--- START OF Given entries ---
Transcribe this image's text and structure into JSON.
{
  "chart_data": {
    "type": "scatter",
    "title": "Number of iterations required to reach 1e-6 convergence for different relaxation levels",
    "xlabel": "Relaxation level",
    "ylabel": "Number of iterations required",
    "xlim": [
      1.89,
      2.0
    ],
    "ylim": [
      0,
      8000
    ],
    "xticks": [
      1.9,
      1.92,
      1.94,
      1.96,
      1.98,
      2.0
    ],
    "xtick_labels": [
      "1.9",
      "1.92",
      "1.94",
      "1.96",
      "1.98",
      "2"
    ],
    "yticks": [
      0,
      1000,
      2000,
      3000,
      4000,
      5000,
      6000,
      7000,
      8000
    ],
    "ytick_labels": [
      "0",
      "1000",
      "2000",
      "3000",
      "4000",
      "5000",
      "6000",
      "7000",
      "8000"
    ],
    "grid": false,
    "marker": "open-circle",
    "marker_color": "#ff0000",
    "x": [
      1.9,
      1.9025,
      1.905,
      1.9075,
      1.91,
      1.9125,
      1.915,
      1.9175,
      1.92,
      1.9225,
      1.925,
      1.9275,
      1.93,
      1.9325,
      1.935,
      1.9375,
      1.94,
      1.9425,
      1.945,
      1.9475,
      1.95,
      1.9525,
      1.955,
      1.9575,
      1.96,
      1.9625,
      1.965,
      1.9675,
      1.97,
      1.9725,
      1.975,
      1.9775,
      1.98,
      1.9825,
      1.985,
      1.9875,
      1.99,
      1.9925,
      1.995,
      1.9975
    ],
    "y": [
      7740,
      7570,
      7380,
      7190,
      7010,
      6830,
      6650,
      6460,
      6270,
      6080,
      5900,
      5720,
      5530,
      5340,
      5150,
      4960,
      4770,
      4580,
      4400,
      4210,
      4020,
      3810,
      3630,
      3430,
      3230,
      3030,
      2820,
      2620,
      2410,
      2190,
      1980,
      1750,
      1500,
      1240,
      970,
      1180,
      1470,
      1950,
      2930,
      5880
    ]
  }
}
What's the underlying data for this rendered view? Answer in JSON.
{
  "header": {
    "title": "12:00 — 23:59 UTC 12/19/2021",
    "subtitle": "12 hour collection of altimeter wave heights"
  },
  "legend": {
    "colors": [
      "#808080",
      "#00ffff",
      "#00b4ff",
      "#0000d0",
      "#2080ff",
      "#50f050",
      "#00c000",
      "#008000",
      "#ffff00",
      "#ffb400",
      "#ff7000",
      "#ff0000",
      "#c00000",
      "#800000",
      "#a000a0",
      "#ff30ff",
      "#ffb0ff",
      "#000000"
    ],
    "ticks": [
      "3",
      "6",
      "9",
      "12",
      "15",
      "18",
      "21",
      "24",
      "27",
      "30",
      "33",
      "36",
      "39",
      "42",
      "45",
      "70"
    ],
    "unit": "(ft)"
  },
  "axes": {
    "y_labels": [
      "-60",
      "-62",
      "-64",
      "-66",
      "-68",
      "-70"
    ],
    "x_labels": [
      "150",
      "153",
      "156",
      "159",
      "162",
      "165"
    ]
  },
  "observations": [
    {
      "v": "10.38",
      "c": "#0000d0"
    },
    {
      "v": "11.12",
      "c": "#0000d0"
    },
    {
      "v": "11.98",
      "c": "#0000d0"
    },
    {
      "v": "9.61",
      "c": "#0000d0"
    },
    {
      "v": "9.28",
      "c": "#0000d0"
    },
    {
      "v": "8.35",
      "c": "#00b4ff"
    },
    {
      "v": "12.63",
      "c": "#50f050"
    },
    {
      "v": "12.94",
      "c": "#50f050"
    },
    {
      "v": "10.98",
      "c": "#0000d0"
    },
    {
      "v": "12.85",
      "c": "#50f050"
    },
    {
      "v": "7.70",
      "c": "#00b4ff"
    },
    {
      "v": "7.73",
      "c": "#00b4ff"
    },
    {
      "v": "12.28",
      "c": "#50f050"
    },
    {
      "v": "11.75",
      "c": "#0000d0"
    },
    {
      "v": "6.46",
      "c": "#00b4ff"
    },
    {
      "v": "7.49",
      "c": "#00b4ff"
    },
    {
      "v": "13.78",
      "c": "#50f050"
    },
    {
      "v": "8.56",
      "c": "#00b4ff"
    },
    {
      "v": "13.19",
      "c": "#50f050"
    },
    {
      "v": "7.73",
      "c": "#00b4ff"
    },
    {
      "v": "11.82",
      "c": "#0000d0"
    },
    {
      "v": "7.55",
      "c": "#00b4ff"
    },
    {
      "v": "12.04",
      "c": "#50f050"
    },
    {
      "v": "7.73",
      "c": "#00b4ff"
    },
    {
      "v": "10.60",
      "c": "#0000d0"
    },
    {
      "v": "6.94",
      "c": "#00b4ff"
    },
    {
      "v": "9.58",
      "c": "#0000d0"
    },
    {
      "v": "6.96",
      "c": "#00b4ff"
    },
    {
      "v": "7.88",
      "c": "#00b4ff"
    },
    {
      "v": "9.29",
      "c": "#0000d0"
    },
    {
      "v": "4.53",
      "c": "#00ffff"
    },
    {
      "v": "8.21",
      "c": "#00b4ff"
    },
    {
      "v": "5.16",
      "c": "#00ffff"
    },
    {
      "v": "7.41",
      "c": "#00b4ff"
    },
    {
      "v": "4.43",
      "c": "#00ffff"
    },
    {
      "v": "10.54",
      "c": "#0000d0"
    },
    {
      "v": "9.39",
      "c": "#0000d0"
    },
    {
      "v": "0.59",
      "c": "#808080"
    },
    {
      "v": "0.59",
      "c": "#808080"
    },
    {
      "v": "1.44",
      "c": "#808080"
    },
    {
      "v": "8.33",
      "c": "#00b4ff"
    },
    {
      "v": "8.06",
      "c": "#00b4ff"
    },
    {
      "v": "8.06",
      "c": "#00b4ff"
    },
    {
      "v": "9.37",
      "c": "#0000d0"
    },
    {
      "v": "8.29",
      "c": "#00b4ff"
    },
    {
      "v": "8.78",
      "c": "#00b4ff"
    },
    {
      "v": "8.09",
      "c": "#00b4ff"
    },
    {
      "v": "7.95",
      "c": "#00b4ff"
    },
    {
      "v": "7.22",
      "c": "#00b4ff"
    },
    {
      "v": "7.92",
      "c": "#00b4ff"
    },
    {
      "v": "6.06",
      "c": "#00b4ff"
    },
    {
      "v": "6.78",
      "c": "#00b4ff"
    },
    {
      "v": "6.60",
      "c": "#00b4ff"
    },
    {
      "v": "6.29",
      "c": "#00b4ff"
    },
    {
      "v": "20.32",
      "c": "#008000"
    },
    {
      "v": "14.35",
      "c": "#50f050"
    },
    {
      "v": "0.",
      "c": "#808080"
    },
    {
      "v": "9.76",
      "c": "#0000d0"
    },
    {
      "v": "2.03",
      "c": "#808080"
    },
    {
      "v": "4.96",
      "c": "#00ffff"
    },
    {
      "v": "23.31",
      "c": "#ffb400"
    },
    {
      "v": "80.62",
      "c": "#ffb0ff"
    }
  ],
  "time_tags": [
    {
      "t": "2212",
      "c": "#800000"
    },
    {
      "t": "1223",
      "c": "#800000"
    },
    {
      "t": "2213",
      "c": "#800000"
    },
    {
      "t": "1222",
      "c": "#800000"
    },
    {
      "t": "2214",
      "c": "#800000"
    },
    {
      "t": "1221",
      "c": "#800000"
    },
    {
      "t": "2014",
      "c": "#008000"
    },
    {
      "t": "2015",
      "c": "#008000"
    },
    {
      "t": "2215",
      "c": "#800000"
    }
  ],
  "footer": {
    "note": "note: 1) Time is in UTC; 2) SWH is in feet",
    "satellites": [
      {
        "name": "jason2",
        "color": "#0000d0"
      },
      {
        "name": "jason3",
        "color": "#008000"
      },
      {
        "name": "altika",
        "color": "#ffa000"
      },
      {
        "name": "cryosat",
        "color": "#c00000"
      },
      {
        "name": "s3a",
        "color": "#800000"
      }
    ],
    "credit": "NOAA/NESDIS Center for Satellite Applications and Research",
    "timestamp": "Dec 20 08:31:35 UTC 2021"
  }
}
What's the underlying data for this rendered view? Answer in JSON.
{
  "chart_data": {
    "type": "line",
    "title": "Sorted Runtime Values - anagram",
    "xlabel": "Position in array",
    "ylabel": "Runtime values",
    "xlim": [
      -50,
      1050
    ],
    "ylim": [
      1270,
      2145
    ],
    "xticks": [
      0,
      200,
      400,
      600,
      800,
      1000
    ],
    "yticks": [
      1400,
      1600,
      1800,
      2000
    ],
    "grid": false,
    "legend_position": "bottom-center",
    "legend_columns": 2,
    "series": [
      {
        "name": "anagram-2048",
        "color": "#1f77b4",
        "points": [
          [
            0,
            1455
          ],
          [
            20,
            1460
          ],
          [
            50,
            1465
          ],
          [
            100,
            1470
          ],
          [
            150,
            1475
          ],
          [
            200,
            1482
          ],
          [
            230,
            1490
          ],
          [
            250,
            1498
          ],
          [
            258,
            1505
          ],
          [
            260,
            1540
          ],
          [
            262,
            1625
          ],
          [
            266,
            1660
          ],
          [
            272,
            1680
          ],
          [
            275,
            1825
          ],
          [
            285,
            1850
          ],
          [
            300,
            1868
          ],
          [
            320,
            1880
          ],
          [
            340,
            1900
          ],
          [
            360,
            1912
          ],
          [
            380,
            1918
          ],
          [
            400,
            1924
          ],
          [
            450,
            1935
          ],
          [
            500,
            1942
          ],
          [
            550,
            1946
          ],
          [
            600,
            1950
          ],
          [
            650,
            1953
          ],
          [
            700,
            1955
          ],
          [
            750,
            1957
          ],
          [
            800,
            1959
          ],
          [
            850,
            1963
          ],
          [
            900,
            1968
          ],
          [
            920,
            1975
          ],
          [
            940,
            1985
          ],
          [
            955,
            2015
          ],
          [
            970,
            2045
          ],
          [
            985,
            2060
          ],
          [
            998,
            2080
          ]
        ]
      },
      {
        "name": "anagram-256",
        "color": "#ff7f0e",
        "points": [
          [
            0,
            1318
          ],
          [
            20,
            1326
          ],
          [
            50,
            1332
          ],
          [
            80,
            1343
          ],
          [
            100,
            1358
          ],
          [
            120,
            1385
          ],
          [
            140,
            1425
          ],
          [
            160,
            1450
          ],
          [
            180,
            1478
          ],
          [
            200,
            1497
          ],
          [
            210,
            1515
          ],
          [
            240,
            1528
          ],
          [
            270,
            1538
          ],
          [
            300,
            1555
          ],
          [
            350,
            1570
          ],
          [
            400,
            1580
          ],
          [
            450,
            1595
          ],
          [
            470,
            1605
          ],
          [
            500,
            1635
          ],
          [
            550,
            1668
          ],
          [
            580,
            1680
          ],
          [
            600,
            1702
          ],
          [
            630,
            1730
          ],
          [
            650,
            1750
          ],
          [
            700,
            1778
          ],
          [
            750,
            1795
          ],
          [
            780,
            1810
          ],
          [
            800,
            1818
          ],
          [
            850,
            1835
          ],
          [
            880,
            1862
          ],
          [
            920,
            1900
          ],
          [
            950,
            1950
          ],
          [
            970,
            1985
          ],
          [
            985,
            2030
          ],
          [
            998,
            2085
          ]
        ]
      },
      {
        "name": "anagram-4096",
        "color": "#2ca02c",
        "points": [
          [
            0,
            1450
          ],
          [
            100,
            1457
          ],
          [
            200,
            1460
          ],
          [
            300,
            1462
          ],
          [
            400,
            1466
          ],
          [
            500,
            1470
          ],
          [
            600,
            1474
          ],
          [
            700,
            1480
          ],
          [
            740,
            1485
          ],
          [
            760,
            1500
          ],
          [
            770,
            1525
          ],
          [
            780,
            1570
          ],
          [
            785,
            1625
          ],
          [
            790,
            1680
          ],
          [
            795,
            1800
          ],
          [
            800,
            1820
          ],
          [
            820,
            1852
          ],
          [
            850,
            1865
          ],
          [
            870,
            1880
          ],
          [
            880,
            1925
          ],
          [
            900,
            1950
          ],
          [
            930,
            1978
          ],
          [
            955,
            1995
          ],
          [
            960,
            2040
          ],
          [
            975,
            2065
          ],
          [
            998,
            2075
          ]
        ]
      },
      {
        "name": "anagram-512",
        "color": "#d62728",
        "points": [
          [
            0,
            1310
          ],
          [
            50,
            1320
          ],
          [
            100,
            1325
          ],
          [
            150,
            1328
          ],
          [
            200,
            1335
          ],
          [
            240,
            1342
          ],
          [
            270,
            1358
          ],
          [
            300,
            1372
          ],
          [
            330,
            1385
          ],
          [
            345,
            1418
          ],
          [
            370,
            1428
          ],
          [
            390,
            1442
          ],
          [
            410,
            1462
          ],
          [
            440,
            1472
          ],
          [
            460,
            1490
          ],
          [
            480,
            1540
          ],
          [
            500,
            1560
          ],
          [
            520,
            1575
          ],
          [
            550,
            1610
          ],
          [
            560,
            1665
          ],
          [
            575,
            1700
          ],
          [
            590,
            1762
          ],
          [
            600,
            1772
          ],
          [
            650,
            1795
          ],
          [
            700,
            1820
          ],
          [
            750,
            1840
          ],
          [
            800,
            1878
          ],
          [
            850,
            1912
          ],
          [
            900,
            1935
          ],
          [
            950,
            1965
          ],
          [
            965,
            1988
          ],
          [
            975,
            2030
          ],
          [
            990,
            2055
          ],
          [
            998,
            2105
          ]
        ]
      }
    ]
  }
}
--- END OF Given entries ---
• **Objective**
Take every line from the data that contains the word "iterations".

• **Exercise solution**
    "title": "Number of iterations required to reach 1e-6 convergence for different relaxation levels",
    "ylabel": "Number of iterations required",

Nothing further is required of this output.